THE REQUEST = Copy the data exactly; pictures stay out of the copy.

INFORMATION SUPPLIED =
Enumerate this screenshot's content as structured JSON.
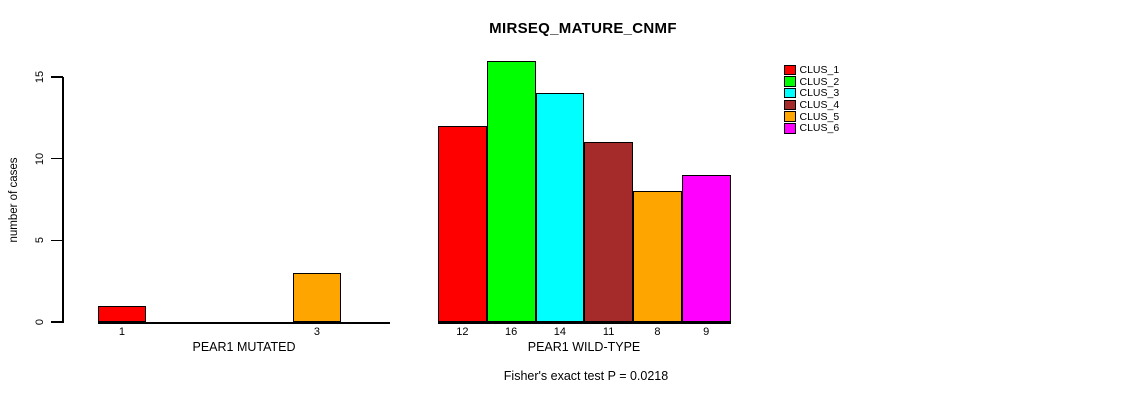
{
  "chart_data": {
    "type": "bar",
    "title": "MIRSEQ_MATURE_CNMF",
    "ylabel": "number of cases",
    "ylim": [
      0,
      15
    ],
    "yticks": [
      0,
      5,
      10,
      15
    ],
    "grid": false,
    "legend_position": "top-right",
    "categories": [
      "PEAR1 MUTATED",
      "PEAR1 WILD-TYPE"
    ],
    "series": [
      {
        "name": "CLUS_1",
        "color": "#FF0000",
        "values": [
          1,
          12
        ]
      },
      {
        "name": "CLUS_2",
        "color": "#00FF00",
        "values": [
          0,
          16
        ]
      },
      {
        "name": "CLUS_3",
        "color": "#00FFFF",
        "values": [
          0,
          14
        ]
      },
      {
        "name": "CLUS_4",
        "color": "#A52A2A",
        "values": [
          0,
          11
        ]
      },
      {
        "name": "CLUS_5",
        "color": "#FFA500",
        "values": [
          3,
          8
        ]
      },
      {
        "name": "CLUS_6",
        "color": "#FF00FF",
        "values": [
          0,
          9
        ]
      }
    ],
    "bar_value_labels": {
      "PEAR1 MUTATED": [
        1,
        null,
        null,
        null,
        3,
        null
      ],
      "PEAR1 WILD-TYPE": [
        12,
        16,
        14,
        11,
        8,
        9
      ]
    },
    "annotation": "Fisher's exact test P = 0.0218",
    "axis_color": "#000000",
    "background_color": "#FFFFFF"
  }
}
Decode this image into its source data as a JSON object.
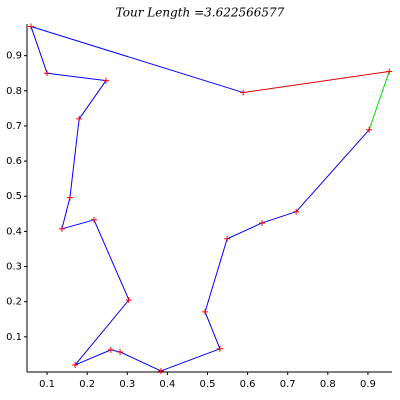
{
  "chart_data": {
    "type": "tour",
    "title": "Tour Length =3.622566577",
    "x": [
      0.06,
      0.1,
      0.247,
      0.18,
      0.157,
      0.137,
      0.217,
      0.304,
      0.17,
      0.259,
      0.282,
      0.384,
      0.531,
      0.494,
      0.549,
      0.636,
      0.721,
      0.903,
      0.953,
      0.589
    ],
    "y": [
      0.983,
      0.85,
      0.829,
      0.72,
      0.496,
      0.407,
      0.433,
      0.205,
      0.02,
      0.063,
      0.057,
      0.003,
      0.066,
      0.171,
      0.379,
      0.424,
      0.456,
      0.689,
      0.855,
      0.795
    ],
    "edge_colors": [
      "#0000ff",
      "#0000ff",
      "#0000ff",
      "#0000ff",
      "#0000ff",
      "#0000ff",
      "#0000ff",
      "#0000ff",
      "#0000ff",
      "#0000ff",
      "#0000ff",
      "#0000ff",
      "#0000ff",
      "#0000ff",
      "#0000ff",
      "#0000ff",
      "#0000ff",
      "#00dd00",
      "#dd0000",
      "#0000ff"
    ],
    "marker_color": "#ff0000",
    "xlim": [
      0.05,
      0.96
    ],
    "ylim": [
      0,
      0.99
    ],
    "xticks": [
      0.1,
      0.2,
      0.3,
      0.4,
      0.5,
      0.6,
      0.7,
      0.8,
      0.9
    ],
    "yticks": [
      0.1,
      0.2,
      0.3,
      0.4,
      0.5,
      0.6,
      0.7,
      0.8,
      0.9
    ]
  }
}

TASK SOLUTION =
Enumerate this screenshot's content as structured JSON.
{
  "chart_data": {
    "type": "bar",
    "title": "MIRSEQ_MATURE_CNMF",
    "ylabel": "number of cases",
    "ylim": [
      0,
      15
    ],
    "yticks": [
      0,
      5,
      10,
      15
    ],
    "grid": false,
    "legend_position": "top-right",
    "categories": [
      "PEAR1 MUTATED",
      "PEAR1 WILD-TYPE"
    ],
    "series": [
      {
        "name": "CLUS_1",
        "color": "#FF0000",
        "values": [
          1,
          12
        ]
      },
      {
        "name": "CLUS_2",
        "color": "#00FF00",
        "values": [
          0,
          16
        ]
      },
      {
        "name": "CLUS_3",
        "color": "#00FFFF",
        "values": [
          0,
          14
        ]
      },
      {
        "name": "CLUS_4",
        "color": "#A52A2A",
        "values": [
          0,
          11
        ]
      },
      {
        "name": "CLUS_5",
        "color": "#FFA500",
        "values": [
          3,
          8
        ]
      },
      {
        "name": "CLUS_6",
        "color": "#FF00FF",
        "values": [
          0,
          9
        ]
      }
    ],
    "bar_value_labels": {
      "PEAR1 MUTATED": [
        1,
        null,
        null,
        null,
        3,
        null
      ],
      "PEAR1 WILD-TYPE": [
        12,
        16,
        14,
        11,
        8,
        9
      ]
    },
    "annotation": "Fisher's exact test P = 0.0218",
    "axis_color": "#000000",
    "background_color": "#FFFFFF"
  }
}
Decode this image into its source data as a JSON object.
{
  "chart_data": {
    "type": "tour",
    "title": "Tour Length =3.622566577",
    "x": [
      0.06,
      0.1,
      0.247,
      0.18,
      0.157,
      0.137,
      0.217,
      0.304,
      0.17,
      0.259,
      0.282,
      0.384,
      0.531,
      0.494,
      0.549,
      0.636,
      0.721,
      0.903,
      0.953,
      0.589
    ],
    "y": [
      0.983,
      0.85,
      0.829,
      0.72,
      0.496,
      0.407,
      0.433,
      0.205,
      0.02,
      0.063,
      0.057,
      0.003,
      0.066,
      0.171,
      0.379,
      0.424,
      0.456,
      0.689,
      0.855,
      0.795
    ],
    "edge_colors": [
      "#0000ff",
      "#0000ff",
      "#0000ff",
      "#0000ff",
      "#0000ff",
      "#0000ff",
      "#0000ff",
      "#0000ff",
      "#0000ff",
      "#0000ff",
      "#0000ff",
      "#0000ff",
      "#0000ff",
      "#0000ff",
      "#0000ff",
      "#0000ff",
      "#0000ff",
      "#00dd00",
      "#dd0000",
      "#0000ff"
    ],
    "marker_color": "#ff0000",
    "xlim": [
      0.05,
      0.96
    ],
    "ylim": [
      0,
      0.99
    ],
    "xticks": [
      0.1,
      0.2,
      0.3,
      0.4,
      0.5,
      0.6,
      0.7,
      0.8,
      0.9
    ],
    "yticks": [
      0.1,
      0.2,
      0.3,
      0.4,
      0.5,
      0.6,
      0.7,
      0.8,
      0.9
    ]
  }
}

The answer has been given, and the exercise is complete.